TASK TO CARRY OUT: Repeat all of the data precisely.

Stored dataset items

-=-=-=-=-

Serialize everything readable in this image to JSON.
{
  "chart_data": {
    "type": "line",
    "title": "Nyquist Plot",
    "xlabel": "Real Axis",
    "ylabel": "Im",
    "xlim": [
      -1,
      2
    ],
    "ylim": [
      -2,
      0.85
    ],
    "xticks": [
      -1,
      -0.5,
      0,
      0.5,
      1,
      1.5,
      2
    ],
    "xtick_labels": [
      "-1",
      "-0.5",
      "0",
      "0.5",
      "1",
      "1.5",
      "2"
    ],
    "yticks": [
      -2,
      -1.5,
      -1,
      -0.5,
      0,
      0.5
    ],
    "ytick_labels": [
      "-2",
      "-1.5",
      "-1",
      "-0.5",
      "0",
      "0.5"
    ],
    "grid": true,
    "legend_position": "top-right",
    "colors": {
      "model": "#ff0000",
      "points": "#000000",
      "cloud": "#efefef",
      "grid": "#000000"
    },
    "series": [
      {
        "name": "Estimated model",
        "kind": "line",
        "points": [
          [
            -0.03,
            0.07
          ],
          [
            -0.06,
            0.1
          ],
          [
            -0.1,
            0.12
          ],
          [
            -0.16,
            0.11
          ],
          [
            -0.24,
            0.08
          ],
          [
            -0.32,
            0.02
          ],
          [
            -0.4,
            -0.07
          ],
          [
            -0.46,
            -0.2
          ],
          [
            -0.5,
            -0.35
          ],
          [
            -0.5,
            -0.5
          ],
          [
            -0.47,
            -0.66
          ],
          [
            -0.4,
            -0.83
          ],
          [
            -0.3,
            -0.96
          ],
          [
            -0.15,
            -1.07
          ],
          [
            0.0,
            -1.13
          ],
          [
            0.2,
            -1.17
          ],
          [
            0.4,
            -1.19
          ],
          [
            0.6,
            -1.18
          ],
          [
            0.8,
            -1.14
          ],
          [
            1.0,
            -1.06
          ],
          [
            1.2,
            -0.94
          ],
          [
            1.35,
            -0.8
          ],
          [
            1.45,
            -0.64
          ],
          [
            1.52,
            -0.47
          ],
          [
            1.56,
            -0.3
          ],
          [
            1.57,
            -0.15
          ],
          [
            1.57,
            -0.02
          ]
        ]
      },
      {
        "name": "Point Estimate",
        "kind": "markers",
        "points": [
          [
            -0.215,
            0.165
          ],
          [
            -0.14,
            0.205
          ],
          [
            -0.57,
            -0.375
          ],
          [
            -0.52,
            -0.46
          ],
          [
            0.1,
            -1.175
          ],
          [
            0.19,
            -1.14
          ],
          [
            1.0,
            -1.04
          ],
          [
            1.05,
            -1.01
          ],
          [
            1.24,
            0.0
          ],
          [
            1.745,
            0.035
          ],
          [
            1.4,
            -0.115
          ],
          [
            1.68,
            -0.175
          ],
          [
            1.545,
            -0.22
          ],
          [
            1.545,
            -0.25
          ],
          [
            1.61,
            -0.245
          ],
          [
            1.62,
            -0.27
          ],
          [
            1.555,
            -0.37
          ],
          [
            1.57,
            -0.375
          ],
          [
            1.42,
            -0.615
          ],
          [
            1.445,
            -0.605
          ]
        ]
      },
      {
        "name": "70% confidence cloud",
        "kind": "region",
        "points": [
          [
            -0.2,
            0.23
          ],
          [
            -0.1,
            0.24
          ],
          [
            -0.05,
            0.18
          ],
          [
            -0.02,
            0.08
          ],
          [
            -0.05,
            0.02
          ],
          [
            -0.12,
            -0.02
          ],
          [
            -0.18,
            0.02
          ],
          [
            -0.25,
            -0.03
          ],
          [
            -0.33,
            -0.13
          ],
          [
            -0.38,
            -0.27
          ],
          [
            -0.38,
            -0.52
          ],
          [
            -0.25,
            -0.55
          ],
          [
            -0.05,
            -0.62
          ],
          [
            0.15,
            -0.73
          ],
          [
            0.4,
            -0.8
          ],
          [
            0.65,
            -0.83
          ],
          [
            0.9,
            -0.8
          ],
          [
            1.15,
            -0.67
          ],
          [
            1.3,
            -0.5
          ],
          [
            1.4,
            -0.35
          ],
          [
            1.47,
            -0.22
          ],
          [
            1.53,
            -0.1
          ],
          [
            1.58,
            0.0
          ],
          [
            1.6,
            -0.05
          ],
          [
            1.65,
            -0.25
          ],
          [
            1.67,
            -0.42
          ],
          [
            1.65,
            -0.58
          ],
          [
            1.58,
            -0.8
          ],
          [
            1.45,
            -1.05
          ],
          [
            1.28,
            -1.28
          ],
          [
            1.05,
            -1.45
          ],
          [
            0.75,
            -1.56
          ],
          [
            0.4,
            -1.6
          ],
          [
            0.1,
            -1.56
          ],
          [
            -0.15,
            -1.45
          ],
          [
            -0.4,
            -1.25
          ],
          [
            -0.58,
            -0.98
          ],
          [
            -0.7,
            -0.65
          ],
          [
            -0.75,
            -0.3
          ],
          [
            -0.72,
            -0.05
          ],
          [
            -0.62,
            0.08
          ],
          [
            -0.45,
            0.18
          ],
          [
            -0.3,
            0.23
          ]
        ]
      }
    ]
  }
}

-=-=-=-=-

RESULT OF THIS TASK:
Serialize everything readable in this image to JSON.
{
  "chart_data": {
    "type": "line",
    "title": "Nyquist Plot",
    "xlabel": "Real Axis",
    "ylabel": "Im",
    "xlim": [
      -1,
      2
    ],
    "ylim": [
      -2,
      0.85
    ],
    "xticks": [
      -1,
      -0.5,
      0,
      0.5,
      1,
      1.5,
      2
    ],
    "xtick_labels": [
      "-1",
      "-0.5",
      "0",
      "0.5",
      "1",
      "1.5",
      "2"
    ],
    "yticks": [
      -2,
      -1.5,
      -1,
      -0.5,
      0,
      0.5
    ],
    "ytick_labels": [
      "-2",
      "-1.5",
      "-1",
      "-0.5",
      "0",
      "0.5"
    ],
    "grid": true,
    "legend_position": "top-right",
    "colors": {
      "model": "#ff0000",
      "points": "#000000",
      "cloud": "#efefef",
      "grid": "#000000"
    },
    "series": [
      {
        "name": "Estimated model",
        "kind": "line",
        "points": [
          [
            -0.03,
            0.07
          ],
          [
            -0.06,
            0.1
          ],
          [
            -0.1,
            0.12
          ],
          [
            -0.16,
            0.11
          ],
          [
            -0.24,
            0.08
          ],
          [
            -0.32,
            0.02
          ],
          [
            -0.4,
            -0.07
          ],
          [
            -0.46,
            -0.2
          ],
          [
            -0.5,
            -0.35
          ],
          [
            -0.5,
            -0.5
          ],
          [
            -0.47,
            -0.66
          ],
          [
            -0.4,
            -0.83
          ],
          [
            -0.3,
            -0.96
          ],
          [
            -0.15,
            -1.07
          ],
          [
            0.0,
            -1.13
          ],
          [
            0.2,
            -1.17
          ],
          [
            0.4,
            -1.19
          ],
          [
            0.6,
            -1.18
          ],
          [
            0.8,
            -1.14
          ],
          [
            1.0,
            -1.06
          ],
          [
            1.2,
            -0.94
          ],
          [
            1.35,
            -0.8
          ],
          [
            1.45,
            -0.64
          ],
          [
            1.52,
            -0.47
          ],
          [
            1.56,
            -0.3
          ],
          [
            1.57,
            -0.15
          ],
          [
            1.57,
            -0.02
          ]
        ]
      },
      {
        "name": "Point Estimate",
        "kind": "markers",
        "points": [
          [
            -0.215,
            0.165
          ],
          [
            -0.14,
            0.205
          ],
          [
            -0.57,
            -0.375
          ],
          [
            -0.52,
            -0.46
          ],
          [
            0.1,
            -1.175
          ],
          [
            0.19,
            -1.14
          ],
          [
            1.0,
            -1.04
          ],
          [
            1.05,
            -1.01
          ],
          [
            1.24,
            0.0
          ],
          [
            1.745,
            0.035
          ],
          [
            1.4,
            -0.115
          ],
          [
            1.68,
            -0.175
          ],
          [
            1.545,
            -0.22
          ],
          [
            1.545,
            -0.25
          ],
          [
            1.61,
            -0.245
          ],
          [
            1.62,
            -0.27
          ],
          [
            1.555,
            -0.37
          ],
          [
            1.57,
            -0.375
          ],
          [
            1.42,
            -0.615
          ],
          [
            1.445,
            -0.605
          ]
        ]
      },
      {
        "name": "70% confidence cloud",
        "kind": "region",
        "points": [
          [
            -0.2,
            0.23
          ],
          [
            -0.1,
            0.24
          ],
          [
            -0.05,
            0.18
          ],
          [
            -0.02,
            0.08
          ],
          [
            -0.05,
            0.02
          ],
          [
            -0.12,
            -0.02
          ],
          [
            -0.18,
            0.02
          ],
          [
            -0.25,
            -0.03
          ],
          [
            -0.33,
            -0.13
          ],
          [
            -0.38,
            -0.27
          ],
          [
            -0.38,
            -0.52
          ],
          [
            -0.25,
            -0.55
          ],
          [
            -0.05,
            -0.62
          ],
          [
            0.15,
            -0.73
          ],
          [
            0.4,
            -0.8
          ],
          [
            0.65,
            -0.83
          ],
          [
            0.9,
            -0.8
          ],
          [
            1.15,
            -0.67
          ],
          [
            1.3,
            -0.5
          ],
          [
            1.4,
            -0.35
          ],
          [
            1.47,
            -0.22
          ],
          [
            1.53,
            -0.1
          ],
          [
            1.58,
            0.0
          ],
          [
            1.6,
            -0.05
          ],
          [
            1.65,
            -0.25
          ],
          [
            1.67,
            -0.42
          ],
          [
            1.65,
            -0.58
          ],
          [
            1.58,
            -0.8
          ],
          [
            1.45,
            -1.05
          ],
          [
            1.28,
            -1.28
          ],
          [
            1.05,
            -1.45
          ],
          [
            0.75,
            -1.56
          ],
          [
            0.4,
            -1.6
          ],
          [
            0.1,
            -1.56
          ],
          [
            -0.15,
            -1.45
          ],
          [
            -0.4,
            -1.25
          ],
          [
            -0.58,
            -0.98
          ],
          [
            -0.7,
            -0.65
          ],
          [
            -0.75,
            -0.3
          ],
          [
            -0.72,
            -0.05
          ],
          [
            -0.62,
            0.08
          ],
          [
            -0.45,
            0.18
          ],
          [
            -0.3,
            0.23
          ]
        ]
      }
    ]
  }
}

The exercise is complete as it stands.